=== Written instruction ===
Print the records below word for word, but leave out the pictures.

=== Record extracts ===
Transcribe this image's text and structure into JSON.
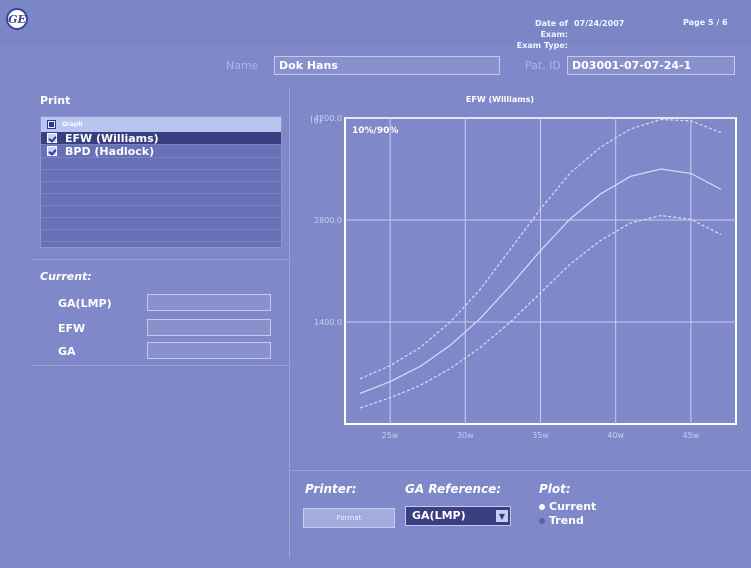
{
  "header": {
    "exam_date_label": "Date of Exam:",
    "exam_date_value": "07/24/2007",
    "exam_type_label": "Exam Type:",
    "exam_type_value": "",
    "page_info": "Page 5 / 6"
  },
  "patient": {
    "name_label": "Name",
    "name_value": "Dok Hans",
    "pid_label": "Pat. ID",
    "pid_value": "D03001-07-07-24-1"
  },
  "print_panel": {
    "title": "Print",
    "header_label": "Graph",
    "items": [
      {
        "label": "EFW (Williams)",
        "checked": true,
        "selected": true
      },
      {
        "label": "BPD (Hadlock)",
        "checked": true,
        "selected": false
      }
    ]
  },
  "current_panel": {
    "title": "Current:",
    "fields": [
      {
        "label": "GA(LMP)",
        "value": ""
      },
      {
        "label": "EFW",
        "value": ""
      },
      {
        "label": "GA",
        "value": ""
      }
    ]
  },
  "chart_data": {
    "type": "line",
    "title": "EFW (Williams)",
    "ylabel": "[g]",
    "annotation": "10%/90%",
    "x_ticks": [
      {
        "x": 25,
        "label": "25w"
      },
      {
        "x": 30,
        "label": "30w"
      },
      {
        "x": 35,
        "label": "35w"
      },
      {
        "x": 40,
        "label": "40w"
      },
      {
        "x": 45,
        "label": "45w"
      }
    ],
    "y_ticks": [
      {
        "y": 1400,
        "label": "1400.0"
      },
      {
        "y": 2800,
        "label": "2800.0"
      },
      {
        "y": 4200,
        "label": "4200.0"
      }
    ],
    "xlim": [
      22,
      48
    ],
    "ylim": [
      0,
      4200
    ],
    "grid": true,
    "series": [
      {
        "values_x": [
          23,
          25,
          27,
          29,
          31,
          33,
          35,
          37,
          39,
          41,
          43,
          45,
          47
        ],
        "values_y": [
          620,
          800,
          1050,
          1400,
          1850,
          2400,
          2950,
          3450,
          3800,
          4050,
          4180,
          4160,
          4000
        ],
        "style": "dashed"
      },
      {
        "values_x": [
          23,
          25,
          27,
          29,
          31,
          33,
          35,
          37,
          39,
          41,
          43,
          45,
          47
        ],
        "values_y": [
          420,
          580,
          790,
          1080,
          1450,
          1900,
          2380,
          2820,
          3160,
          3400,
          3500,
          3440,
          3220
        ],
        "style": "solid"
      },
      {
        "values_x": [
          23,
          25,
          27,
          29,
          31,
          33,
          35,
          37,
          39,
          41,
          43,
          45,
          47
        ],
        "values_y": [
          220,
          360,
          530,
          760,
          1050,
          1400,
          1800,
          2200,
          2520,
          2760,
          2860,
          2810,
          2600
        ],
        "style": "dashed"
      }
    ]
  },
  "bottom": {
    "printer_label": "Printer:",
    "format_button": "Format",
    "garef_label": "GA Reference:",
    "garef_value": "GA(LMP)",
    "plot_label": "Plot:",
    "plot_options": [
      {
        "label": "Current",
        "selected": true
      },
      {
        "label": "Trend",
        "selected": false
      }
    ]
  },
  "colors": {
    "background": "#7f89c9",
    "selected_row": "#3a3f82",
    "curve": "#d8dcf5"
  }
}
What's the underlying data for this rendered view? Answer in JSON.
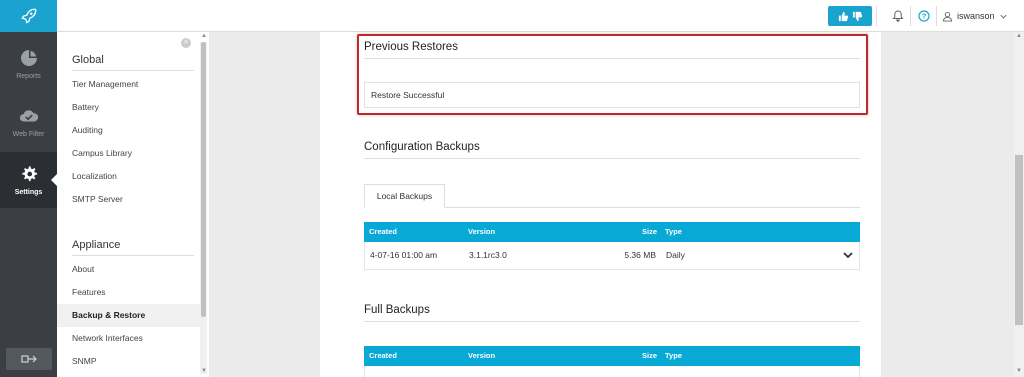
{
  "rail": {
    "items": [
      {
        "label": "Reports",
        "icon": "pie-chart-icon"
      },
      {
        "label": "Web Filter",
        "icon": "cloud-check-icon"
      },
      {
        "label": "Settings",
        "icon": "gear-icon"
      }
    ]
  },
  "topbar": {
    "username": "iswanson"
  },
  "sidebar": {
    "global_heading": "Global",
    "global_items": [
      "Tier Management",
      "Battery",
      "Auditing",
      "Campus Library",
      "Localization",
      "SMTP Server"
    ],
    "appliance_heading": "Appliance",
    "appliance_items": [
      "About",
      "Features",
      "Backup & Restore",
      "Network Interfaces",
      "SNMP"
    ],
    "active_item": "Backup & Restore"
  },
  "main": {
    "previous_restores": {
      "title": "Previous Restores",
      "status": "Restore Successful"
    },
    "config_backups": {
      "title": "Configuration Backups",
      "tab": "Local Backups",
      "columns": [
        "Created",
        "Version",
        "Size",
        "Type"
      ],
      "rows": [
        {
          "created": "4-07-16 01:00 am",
          "version": "3.1.1rc3.0",
          "size": "5.36 MB",
          "type": "Daily"
        }
      ]
    },
    "full_backups": {
      "title": "Full Backups",
      "columns": [
        "Created",
        "Version",
        "Size",
        "Type"
      ]
    }
  },
  "colors": {
    "accent": "#1ba3d0",
    "table_header": "#09a9d6",
    "highlight": "#c0282d",
    "rail_bg": "#3b3f45"
  }
}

=== Correct result ===
Transcribe this image's text and structure into JSON.
{
  "header": {
    "exam_date_label": "Date of Exam:",
    "exam_date_value": "07/24/2007",
    "exam_type_label": "Exam Type:",
    "exam_type_value": "",
    "page_info": "Page 5 / 6"
  },
  "patient": {
    "name_label": "Name",
    "name_value": "Dok Hans",
    "pid_label": "Pat. ID",
    "pid_value": "D03001-07-07-24-1"
  },
  "print_panel": {
    "title": "Print",
    "header_label": "Graph",
    "items": [
      {
        "label": "EFW (Williams)",
        "checked": true,
        "selected": true
      },
      {
        "label": "BPD (Hadlock)",
        "checked": true,
        "selected": false
      }
    ]
  },
  "current_panel": {
    "title": "Current:",
    "fields": [
      {
        "label": "GA(LMP)",
        "value": ""
      },
      {
        "label": "EFW",
        "value": ""
      },
      {
        "label": "GA",
        "value": ""
      }
    ]
  },
  "chart_data": {
    "type": "line",
    "title": "EFW (Williams)",
    "ylabel": "[g]",
    "annotation": "10%/90%",
    "x_ticks": [
      {
        "x": 25,
        "label": "25w"
      },
      {
        "x": 30,
        "label": "30w"
      },
      {
        "x": 35,
        "label": "35w"
      },
      {
        "x": 40,
        "label": "40w"
      },
      {
        "x": 45,
        "label": "45w"
      }
    ],
    "y_ticks": [
      {
        "y": 1400,
        "label": "1400.0"
      },
      {
        "y": 2800,
        "label": "2800.0"
      },
      {
        "y": 4200,
        "label": "4200.0"
      }
    ],
    "xlim": [
      22,
      48
    ],
    "ylim": [
      0,
      4200
    ],
    "grid": true,
    "series": [
      {
        "values_x": [
          23,
          25,
          27,
          29,
          31,
          33,
          35,
          37,
          39,
          41,
          43,
          45,
          47
        ],
        "values_y": [
          620,
          800,
          1050,
          1400,
          1850,
          2400,
          2950,
          3450,
          3800,
          4050,
          4180,
          4160,
          4000
        ],
        "style": "dashed"
      },
      {
        "values_x": [
          23,
          25,
          27,
          29,
          31,
          33,
          35,
          37,
          39,
          41,
          43,
          45,
          47
        ],
        "values_y": [
          420,
          580,
          790,
          1080,
          1450,
          1900,
          2380,
          2820,
          3160,
          3400,
          3500,
          3440,
          3220
        ],
        "style": "solid"
      },
      {
        "values_x": [
          23,
          25,
          27,
          29,
          31,
          33,
          35,
          37,
          39,
          41,
          43,
          45,
          47
        ],
        "values_y": [
          220,
          360,
          530,
          760,
          1050,
          1400,
          1800,
          2200,
          2520,
          2760,
          2860,
          2810,
          2600
        ],
        "style": "dashed"
      }
    ]
  },
  "bottom": {
    "printer_label": "Printer:",
    "format_button": "Format",
    "garef_label": "GA Reference:",
    "garef_value": "GA(LMP)",
    "plot_label": "Plot:",
    "plot_options": [
      {
        "label": "Current",
        "selected": true
      },
      {
        "label": "Trend",
        "selected": false
      }
    ]
  },
  "colors": {
    "background": "#7f89c9",
    "selected_row": "#3a3f82",
    "curve": "#d8dcf5"
  }
}
What's the underlying data for this rendered view? Answer in JSON.
{
  "rail": {
    "items": [
      {
        "label": "Reports",
        "icon": "pie-chart-icon"
      },
      {
        "label": "Web Filter",
        "icon": "cloud-check-icon"
      },
      {
        "label": "Settings",
        "icon": "gear-icon"
      }
    ]
  },
  "topbar": {
    "username": "iswanson"
  },
  "sidebar": {
    "global_heading": "Global",
    "global_items": [
      "Tier Management",
      "Battery",
      "Auditing",
      "Campus Library",
      "Localization",
      "SMTP Server"
    ],
    "appliance_heading": "Appliance",
    "appliance_items": [
      "About",
      "Features",
      "Backup & Restore",
      "Network Interfaces",
      "SNMP"
    ],
    "active_item": "Backup & Restore"
  },
  "main": {
    "previous_restores": {
      "title": "Previous Restores",
      "status": "Restore Successful"
    },
    "config_backups": {
      "title": "Configuration Backups",
      "tab": "Local Backups",
      "columns": [
        "Created",
        "Version",
        "Size",
        "Type"
      ],
      "rows": [
        {
          "created": "4-07-16 01:00 am",
          "version": "3.1.1rc3.0",
          "size": "5.36 MB",
          "type": "Daily"
        }
      ]
    },
    "full_backups": {
      "title": "Full Backups",
      "columns": [
        "Created",
        "Version",
        "Size",
        "Type"
      ]
    }
  },
  "colors": {
    "accent": "#1ba3d0",
    "table_header": "#09a9d6",
    "highlight": "#c0282d",
    "rail_bg": "#3b3f45"
  }
}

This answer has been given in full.